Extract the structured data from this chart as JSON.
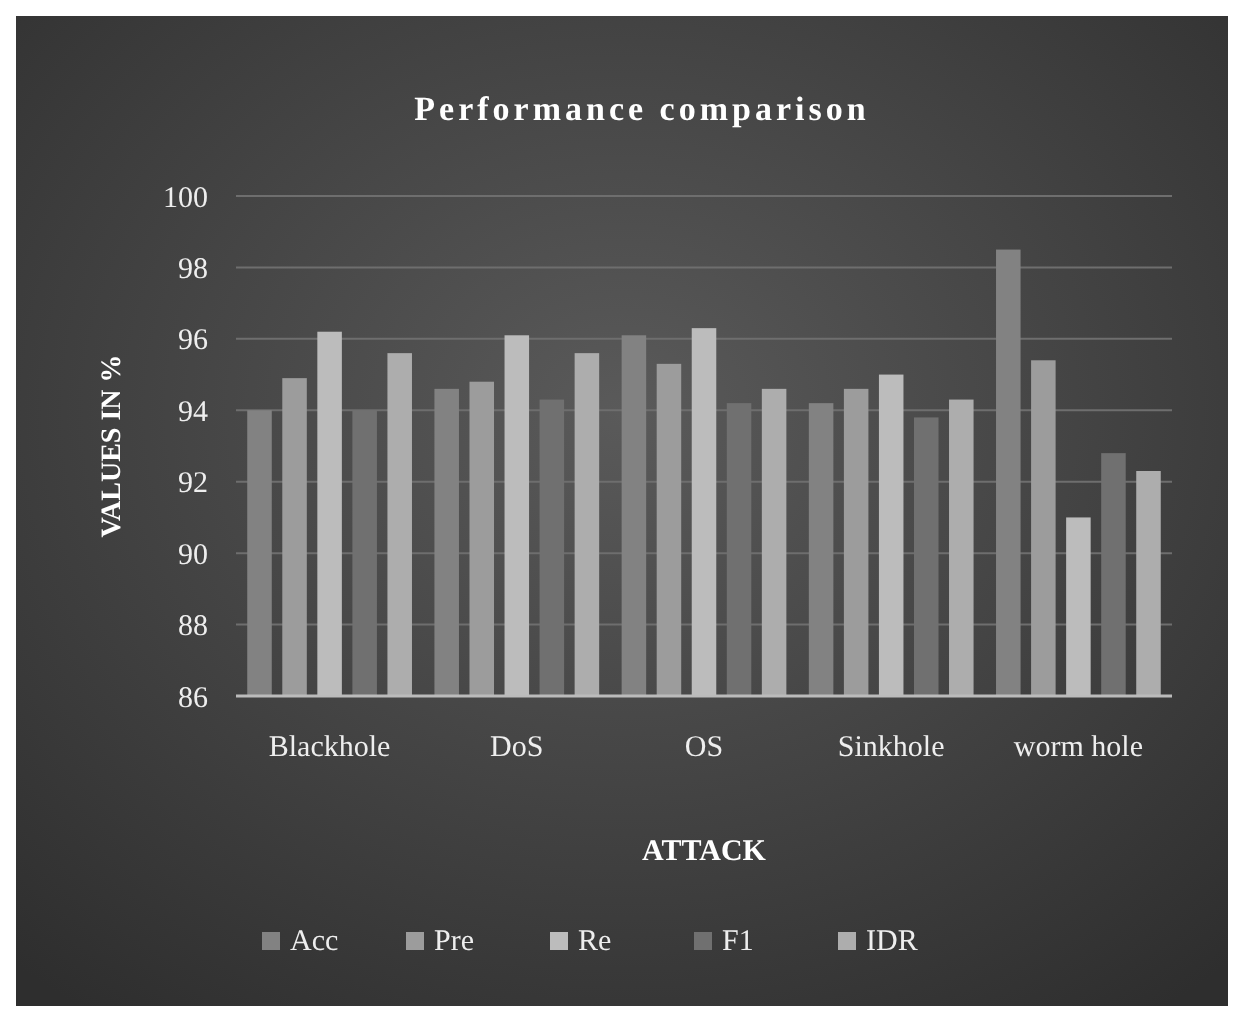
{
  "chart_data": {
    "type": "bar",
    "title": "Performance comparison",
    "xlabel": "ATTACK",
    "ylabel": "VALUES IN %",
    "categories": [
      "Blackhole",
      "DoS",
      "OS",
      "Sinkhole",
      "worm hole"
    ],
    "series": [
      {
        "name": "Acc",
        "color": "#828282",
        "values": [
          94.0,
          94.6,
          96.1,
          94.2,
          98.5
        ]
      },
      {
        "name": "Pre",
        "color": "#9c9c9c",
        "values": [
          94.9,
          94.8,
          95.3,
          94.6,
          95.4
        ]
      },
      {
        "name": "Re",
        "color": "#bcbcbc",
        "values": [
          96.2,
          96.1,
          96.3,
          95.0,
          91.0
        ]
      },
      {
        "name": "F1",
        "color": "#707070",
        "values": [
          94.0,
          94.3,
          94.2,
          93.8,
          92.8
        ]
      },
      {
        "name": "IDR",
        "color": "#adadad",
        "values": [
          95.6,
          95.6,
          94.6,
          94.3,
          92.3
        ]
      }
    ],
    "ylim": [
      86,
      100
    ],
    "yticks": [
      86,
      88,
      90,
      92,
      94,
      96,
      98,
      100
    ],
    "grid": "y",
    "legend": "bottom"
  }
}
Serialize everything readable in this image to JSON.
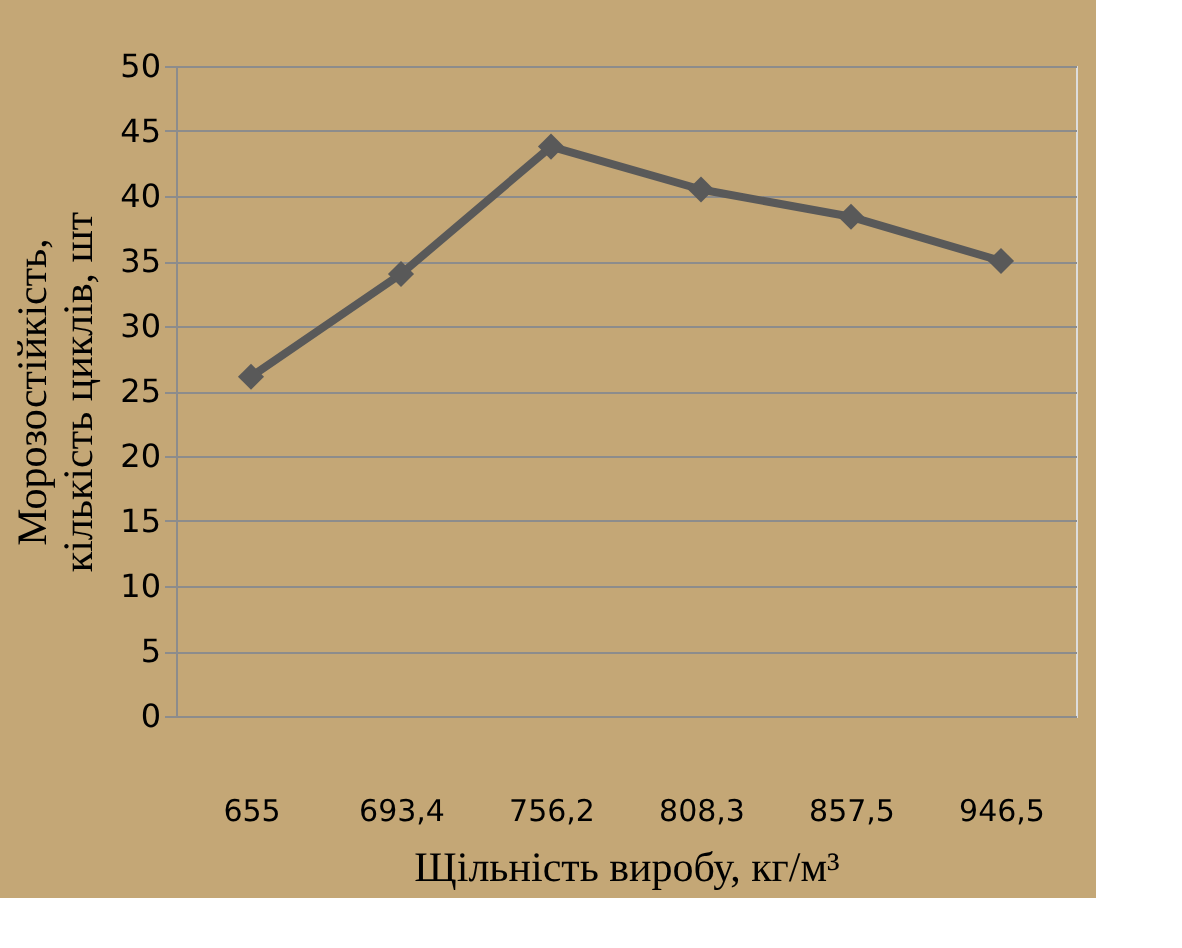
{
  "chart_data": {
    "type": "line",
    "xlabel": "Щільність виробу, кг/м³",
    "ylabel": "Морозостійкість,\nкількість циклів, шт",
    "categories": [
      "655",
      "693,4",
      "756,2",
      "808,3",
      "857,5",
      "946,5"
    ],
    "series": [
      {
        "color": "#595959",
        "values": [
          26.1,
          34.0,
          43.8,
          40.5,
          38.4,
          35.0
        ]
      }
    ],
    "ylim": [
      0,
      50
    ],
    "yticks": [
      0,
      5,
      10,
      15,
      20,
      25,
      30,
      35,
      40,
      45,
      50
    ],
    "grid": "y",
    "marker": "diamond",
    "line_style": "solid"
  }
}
═══
- [What is expected] In the records above, locate the lines holding the word "xlabel". Copy each of them.

- [Full output]
    "xlabel": "ATTACK",
    "xlabel": "Щільність виробу, кг/м³",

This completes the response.